▸ Written task
Gather every line holding the string "this".

▸ Records to process
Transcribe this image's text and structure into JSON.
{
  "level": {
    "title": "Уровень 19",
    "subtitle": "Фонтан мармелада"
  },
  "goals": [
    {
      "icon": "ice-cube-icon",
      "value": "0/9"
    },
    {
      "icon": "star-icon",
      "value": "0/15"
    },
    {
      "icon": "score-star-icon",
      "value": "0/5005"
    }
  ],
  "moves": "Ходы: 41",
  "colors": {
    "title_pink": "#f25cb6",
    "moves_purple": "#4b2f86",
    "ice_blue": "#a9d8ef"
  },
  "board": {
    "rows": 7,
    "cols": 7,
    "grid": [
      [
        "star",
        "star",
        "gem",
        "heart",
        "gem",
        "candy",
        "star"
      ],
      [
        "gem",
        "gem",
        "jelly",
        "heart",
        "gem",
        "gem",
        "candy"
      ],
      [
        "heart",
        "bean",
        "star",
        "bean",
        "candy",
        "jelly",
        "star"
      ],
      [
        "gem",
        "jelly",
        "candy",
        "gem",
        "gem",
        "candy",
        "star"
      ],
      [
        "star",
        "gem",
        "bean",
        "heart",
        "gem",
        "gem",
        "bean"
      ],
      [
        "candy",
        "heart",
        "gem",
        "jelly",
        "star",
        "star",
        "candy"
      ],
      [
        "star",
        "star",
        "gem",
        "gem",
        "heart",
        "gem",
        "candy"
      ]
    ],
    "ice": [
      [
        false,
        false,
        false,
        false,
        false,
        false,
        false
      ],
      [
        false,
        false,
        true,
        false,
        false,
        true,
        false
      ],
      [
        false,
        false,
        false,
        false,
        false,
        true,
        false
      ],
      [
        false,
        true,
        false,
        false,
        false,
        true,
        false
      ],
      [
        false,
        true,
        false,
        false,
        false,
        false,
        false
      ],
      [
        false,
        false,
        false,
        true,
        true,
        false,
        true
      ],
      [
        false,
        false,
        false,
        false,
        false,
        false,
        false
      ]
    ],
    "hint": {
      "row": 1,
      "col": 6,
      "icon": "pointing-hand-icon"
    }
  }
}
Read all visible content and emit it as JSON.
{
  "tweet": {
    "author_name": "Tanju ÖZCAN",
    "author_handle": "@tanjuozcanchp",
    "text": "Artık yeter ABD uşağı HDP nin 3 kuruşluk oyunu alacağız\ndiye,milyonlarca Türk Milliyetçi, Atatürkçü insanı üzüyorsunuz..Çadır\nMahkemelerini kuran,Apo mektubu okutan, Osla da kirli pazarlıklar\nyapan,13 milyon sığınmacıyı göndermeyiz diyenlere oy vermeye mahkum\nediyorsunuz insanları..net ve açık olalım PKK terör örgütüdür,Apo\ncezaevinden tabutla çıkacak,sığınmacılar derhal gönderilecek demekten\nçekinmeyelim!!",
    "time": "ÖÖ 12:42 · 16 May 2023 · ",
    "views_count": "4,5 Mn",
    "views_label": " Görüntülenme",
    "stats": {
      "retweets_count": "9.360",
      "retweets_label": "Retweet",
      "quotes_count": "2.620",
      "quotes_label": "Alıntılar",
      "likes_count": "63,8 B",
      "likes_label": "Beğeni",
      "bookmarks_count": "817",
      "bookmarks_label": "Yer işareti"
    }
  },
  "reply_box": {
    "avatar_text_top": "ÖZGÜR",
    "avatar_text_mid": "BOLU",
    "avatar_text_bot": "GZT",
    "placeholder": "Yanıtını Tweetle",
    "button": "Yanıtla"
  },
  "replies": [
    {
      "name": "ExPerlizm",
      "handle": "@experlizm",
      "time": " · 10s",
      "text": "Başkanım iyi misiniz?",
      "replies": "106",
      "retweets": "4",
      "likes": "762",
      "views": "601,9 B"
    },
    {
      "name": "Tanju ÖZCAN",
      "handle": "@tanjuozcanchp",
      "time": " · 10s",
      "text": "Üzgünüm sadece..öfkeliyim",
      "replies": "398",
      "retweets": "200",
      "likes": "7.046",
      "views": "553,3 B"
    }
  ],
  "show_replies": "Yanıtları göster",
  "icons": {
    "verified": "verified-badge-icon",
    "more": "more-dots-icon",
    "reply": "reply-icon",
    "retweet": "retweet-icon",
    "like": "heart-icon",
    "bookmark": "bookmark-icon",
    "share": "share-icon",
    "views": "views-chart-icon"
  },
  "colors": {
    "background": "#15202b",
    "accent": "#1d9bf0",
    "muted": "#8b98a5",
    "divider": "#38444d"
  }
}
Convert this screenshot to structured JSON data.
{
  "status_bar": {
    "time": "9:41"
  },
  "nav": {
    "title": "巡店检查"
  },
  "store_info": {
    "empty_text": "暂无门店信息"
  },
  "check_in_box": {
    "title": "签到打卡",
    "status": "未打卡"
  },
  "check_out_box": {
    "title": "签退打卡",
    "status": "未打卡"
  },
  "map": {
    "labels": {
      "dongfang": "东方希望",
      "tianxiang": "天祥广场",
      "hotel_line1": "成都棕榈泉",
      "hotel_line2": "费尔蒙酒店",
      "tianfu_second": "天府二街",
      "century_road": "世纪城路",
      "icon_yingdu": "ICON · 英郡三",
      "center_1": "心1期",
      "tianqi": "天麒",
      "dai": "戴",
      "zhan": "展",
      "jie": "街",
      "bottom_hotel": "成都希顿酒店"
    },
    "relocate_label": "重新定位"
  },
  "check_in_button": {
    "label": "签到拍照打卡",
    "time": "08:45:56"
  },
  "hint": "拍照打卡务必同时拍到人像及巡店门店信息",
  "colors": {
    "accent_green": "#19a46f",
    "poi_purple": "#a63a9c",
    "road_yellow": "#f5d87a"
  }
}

▸ The result
Transcribe this image's text and structure into JSON.
Convert this screenshot to structured JSON data.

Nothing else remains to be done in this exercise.